■ **DESCRIPTION OF THE TASK**
Copy all the data exactly, except the pictures.

Chart and figure data
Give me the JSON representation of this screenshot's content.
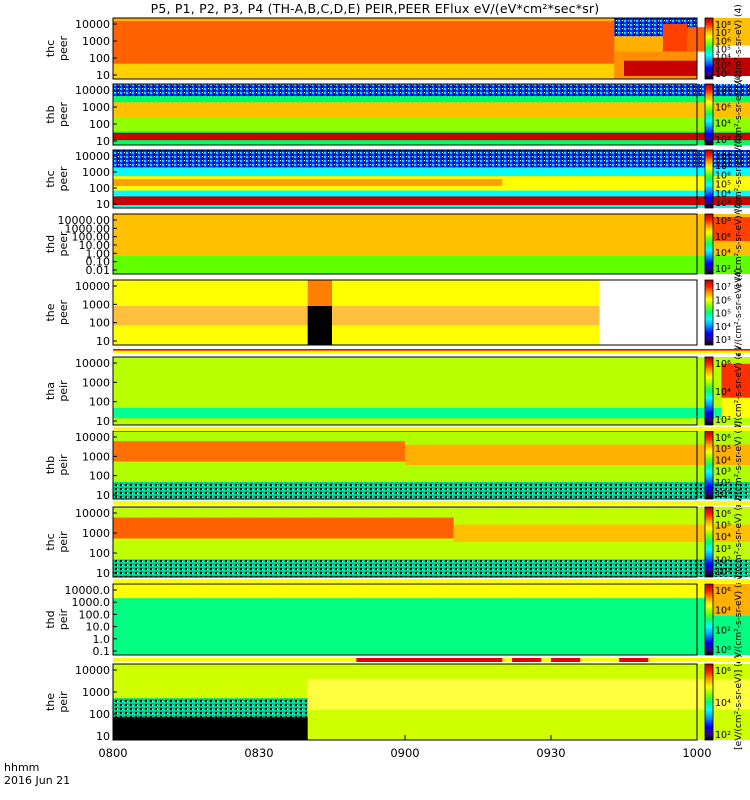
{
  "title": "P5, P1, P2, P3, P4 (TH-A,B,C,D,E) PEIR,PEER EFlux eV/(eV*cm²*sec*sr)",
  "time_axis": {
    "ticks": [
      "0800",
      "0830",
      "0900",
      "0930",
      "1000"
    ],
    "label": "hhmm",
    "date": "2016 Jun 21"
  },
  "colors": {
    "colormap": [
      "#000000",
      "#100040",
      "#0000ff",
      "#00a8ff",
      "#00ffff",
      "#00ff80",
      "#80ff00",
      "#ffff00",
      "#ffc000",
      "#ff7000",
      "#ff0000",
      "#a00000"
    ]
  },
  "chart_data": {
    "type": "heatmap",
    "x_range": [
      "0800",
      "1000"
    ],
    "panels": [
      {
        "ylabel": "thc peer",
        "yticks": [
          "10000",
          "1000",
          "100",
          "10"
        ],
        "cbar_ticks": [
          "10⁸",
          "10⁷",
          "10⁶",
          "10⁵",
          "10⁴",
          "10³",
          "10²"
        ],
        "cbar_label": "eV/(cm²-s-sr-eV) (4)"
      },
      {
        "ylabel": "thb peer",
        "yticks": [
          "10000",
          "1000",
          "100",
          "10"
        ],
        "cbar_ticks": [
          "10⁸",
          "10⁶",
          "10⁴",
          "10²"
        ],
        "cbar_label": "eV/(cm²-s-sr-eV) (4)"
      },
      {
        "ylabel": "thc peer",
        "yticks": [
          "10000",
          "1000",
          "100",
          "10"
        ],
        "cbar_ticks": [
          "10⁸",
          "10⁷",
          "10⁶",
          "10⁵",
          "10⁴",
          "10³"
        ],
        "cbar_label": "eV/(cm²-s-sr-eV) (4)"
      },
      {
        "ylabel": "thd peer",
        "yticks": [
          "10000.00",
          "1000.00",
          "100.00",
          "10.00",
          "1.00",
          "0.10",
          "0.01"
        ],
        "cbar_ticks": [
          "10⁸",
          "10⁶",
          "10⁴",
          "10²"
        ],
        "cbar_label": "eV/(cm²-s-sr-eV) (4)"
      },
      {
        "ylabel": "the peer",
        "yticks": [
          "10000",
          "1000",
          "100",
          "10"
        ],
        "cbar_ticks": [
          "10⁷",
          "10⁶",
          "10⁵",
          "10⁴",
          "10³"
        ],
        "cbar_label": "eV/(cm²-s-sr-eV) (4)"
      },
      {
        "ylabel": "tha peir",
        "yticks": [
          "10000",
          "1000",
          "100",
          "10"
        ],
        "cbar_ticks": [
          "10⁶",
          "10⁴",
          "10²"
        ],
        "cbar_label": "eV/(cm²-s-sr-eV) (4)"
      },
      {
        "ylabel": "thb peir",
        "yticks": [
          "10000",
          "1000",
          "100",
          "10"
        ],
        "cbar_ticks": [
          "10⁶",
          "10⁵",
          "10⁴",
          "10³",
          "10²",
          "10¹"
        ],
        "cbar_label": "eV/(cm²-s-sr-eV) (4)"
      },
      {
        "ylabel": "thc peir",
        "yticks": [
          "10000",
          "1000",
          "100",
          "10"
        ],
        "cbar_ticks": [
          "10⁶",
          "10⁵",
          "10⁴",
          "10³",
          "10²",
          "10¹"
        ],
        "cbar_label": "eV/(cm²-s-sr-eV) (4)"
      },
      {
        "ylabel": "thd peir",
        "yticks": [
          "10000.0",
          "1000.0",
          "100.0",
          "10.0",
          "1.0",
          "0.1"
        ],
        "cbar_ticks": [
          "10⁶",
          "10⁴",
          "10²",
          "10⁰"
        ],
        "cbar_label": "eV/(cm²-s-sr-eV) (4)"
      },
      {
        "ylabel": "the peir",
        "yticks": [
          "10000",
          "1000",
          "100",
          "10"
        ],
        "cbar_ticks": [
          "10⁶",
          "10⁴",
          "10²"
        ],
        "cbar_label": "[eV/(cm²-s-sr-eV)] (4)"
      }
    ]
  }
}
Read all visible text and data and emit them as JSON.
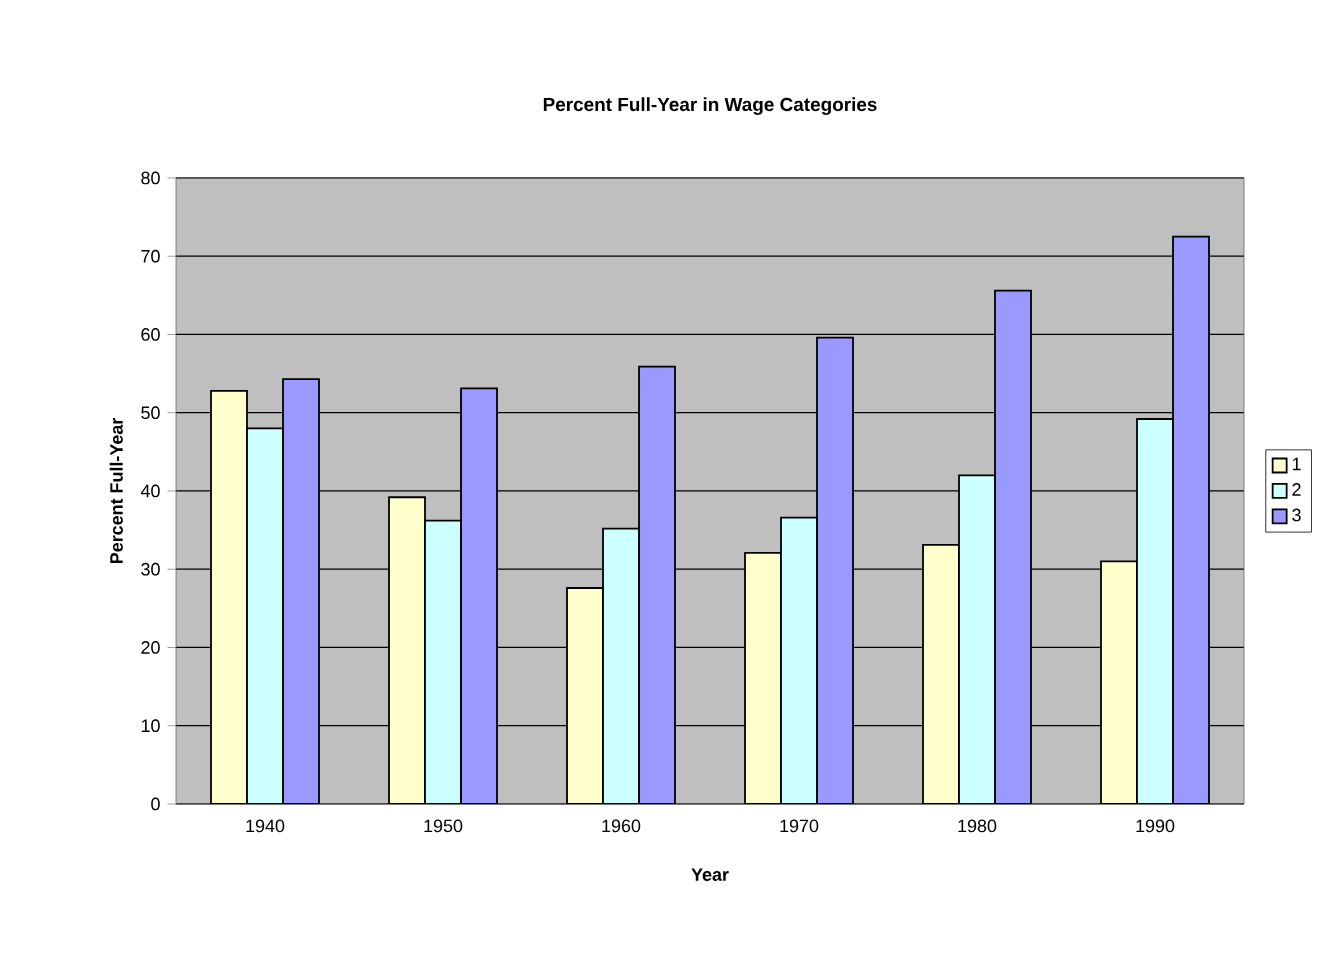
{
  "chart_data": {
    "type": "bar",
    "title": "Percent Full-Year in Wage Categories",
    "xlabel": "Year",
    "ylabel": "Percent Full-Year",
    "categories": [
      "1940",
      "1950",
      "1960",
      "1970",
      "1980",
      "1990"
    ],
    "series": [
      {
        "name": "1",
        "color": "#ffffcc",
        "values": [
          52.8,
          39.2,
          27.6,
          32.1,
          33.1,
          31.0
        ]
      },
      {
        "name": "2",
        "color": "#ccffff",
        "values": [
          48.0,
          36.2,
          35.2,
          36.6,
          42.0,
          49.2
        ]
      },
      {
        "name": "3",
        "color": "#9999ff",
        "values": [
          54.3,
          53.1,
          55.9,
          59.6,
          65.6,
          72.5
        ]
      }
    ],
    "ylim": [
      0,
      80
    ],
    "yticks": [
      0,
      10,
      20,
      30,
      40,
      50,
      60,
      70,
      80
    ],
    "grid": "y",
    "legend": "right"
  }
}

■ **EXPECTED OUTPUT**
Give me the JSON representation of this screenshot's content.
{
  "title": "P5, P1, P2, P3, P4 (TH-A,B,C,D,E) PEIR,PEER EFlux eV/(eV*cm²*sec*sr)",
  "time_axis": {
    "ticks": [
      "0800",
      "0830",
      "0900",
      "0930",
      "1000"
    ],
    "label": "hhmm",
    "date": "2016 Jun 21"
  },
  "colors": {
    "colormap": [
      "#000000",
      "#100040",
      "#0000ff",
      "#00a8ff",
      "#00ffff",
      "#00ff80",
      "#80ff00",
      "#ffff00",
      "#ffc000",
      "#ff7000",
      "#ff0000",
      "#a00000"
    ]
  },
  "chart_data": {
    "type": "heatmap",
    "x_range": [
      "0800",
      "1000"
    ],
    "panels": [
      {
        "ylabel": "thc peer",
        "yticks": [
          "10000",
          "1000",
          "100",
          "10"
        ],
        "cbar_ticks": [
          "10⁸",
          "10⁷",
          "10⁶",
          "10⁵",
          "10⁴",
          "10³",
          "10²"
        ],
        "cbar_label": "eV/(cm²-s-sr-eV) (4)"
      },
      {
        "ylabel": "thb peer",
        "yticks": [
          "10000",
          "1000",
          "100",
          "10"
        ],
        "cbar_ticks": [
          "10⁸",
          "10⁶",
          "10⁴",
          "10²"
        ],
        "cbar_label": "eV/(cm²-s-sr-eV) (4)"
      },
      {
        "ylabel": "thc peer",
        "yticks": [
          "10000",
          "1000",
          "100",
          "10"
        ],
        "cbar_ticks": [
          "10⁸",
          "10⁷",
          "10⁶",
          "10⁵",
          "10⁴",
          "10³"
        ],
        "cbar_label": "eV/(cm²-s-sr-eV) (4)"
      },
      {
        "ylabel": "thd peer",
        "yticks": [
          "10000.00",
          "1000.00",
          "100.00",
          "10.00",
          "1.00",
          "0.10",
          "0.01"
        ],
        "cbar_ticks": [
          "10⁸",
          "10⁶",
          "10⁴",
          "10²"
        ],
        "cbar_label": "eV/(cm²-s-sr-eV) (4)"
      },
      {
        "ylabel": "the peer",
        "yticks": [
          "10000",
          "1000",
          "100",
          "10"
        ],
        "cbar_ticks": [
          "10⁷",
          "10⁶",
          "10⁵",
          "10⁴",
          "10³"
        ],
        "cbar_label": "eV/(cm²-s-sr-eV) (4)"
      },
      {
        "ylabel": "tha peir",
        "yticks": [
          "10000",
          "1000",
          "100",
          "10"
        ],
        "cbar_ticks": [
          "10⁶",
          "10⁴",
          "10²"
        ],
        "cbar_label": "eV/(cm²-s-sr-eV) (4)"
      },
      {
        "ylabel": "thb peir",
        "yticks": [
          "10000",
          "1000",
          "100",
          "10"
        ],
        "cbar_ticks": [
          "10⁶",
          "10⁵",
          "10⁴",
          "10³",
          "10²",
          "10¹"
        ],
        "cbar_label": "eV/(cm²-s-sr-eV) (4)"
      },
      {
        "ylabel": "thc peir",
        "yticks": [
          "10000",
          "1000",
          "100",
          "10"
        ],
        "cbar_ticks": [
          "10⁶",
          "10⁵",
          "10⁴",
          "10³",
          "10²",
          "10¹"
        ],
        "cbar_label": "eV/(cm²-s-sr-eV) (4)"
      },
      {
        "ylabel": "thd peir",
        "yticks": [
          "10000.0",
          "1000.0",
          "100.0",
          "10.0",
          "1.0",
          "0.1"
        ],
        "cbar_ticks": [
          "10⁶",
          "10⁴",
          "10²",
          "10⁰"
        ],
        "cbar_label": "eV/(cm²-s-sr-eV) (4)"
      },
      {
        "ylabel": "the peir",
        "yticks": [
          "10000",
          "1000",
          "100",
          "10"
        ],
        "cbar_ticks": [
          "10⁶",
          "10⁴",
          "10²"
        ],
        "cbar_label": "[eV/(cm²-s-sr-eV)] (4)"
      }
    ]
  }
}
Read all visible text and data and emit them as JSON.
{
  "chart_data": {
    "type": "bar",
    "title": "Percent Full-Year in Wage Categories",
    "xlabel": "Year",
    "ylabel": "Percent Full-Year",
    "categories": [
      "1940",
      "1950",
      "1960",
      "1970",
      "1980",
      "1990"
    ],
    "series": [
      {
        "name": "1",
        "color": "#ffffcc",
        "values": [
          52.8,
          39.2,
          27.6,
          32.1,
          33.1,
          31.0
        ]
      },
      {
        "name": "2",
        "color": "#ccffff",
        "values": [
          48.0,
          36.2,
          35.2,
          36.6,
          42.0,
          49.2
        ]
      },
      {
        "name": "3",
        "color": "#9999ff",
        "values": [
          54.3,
          53.1,
          55.9,
          59.6,
          65.6,
          72.5
        ]
      }
    ],
    "ylim": [
      0,
      80
    ],
    "yticks": [
      0,
      10,
      20,
      30,
      40,
      50,
      60,
      70,
      80
    ],
    "grid": "y",
    "legend": "right"
  }
}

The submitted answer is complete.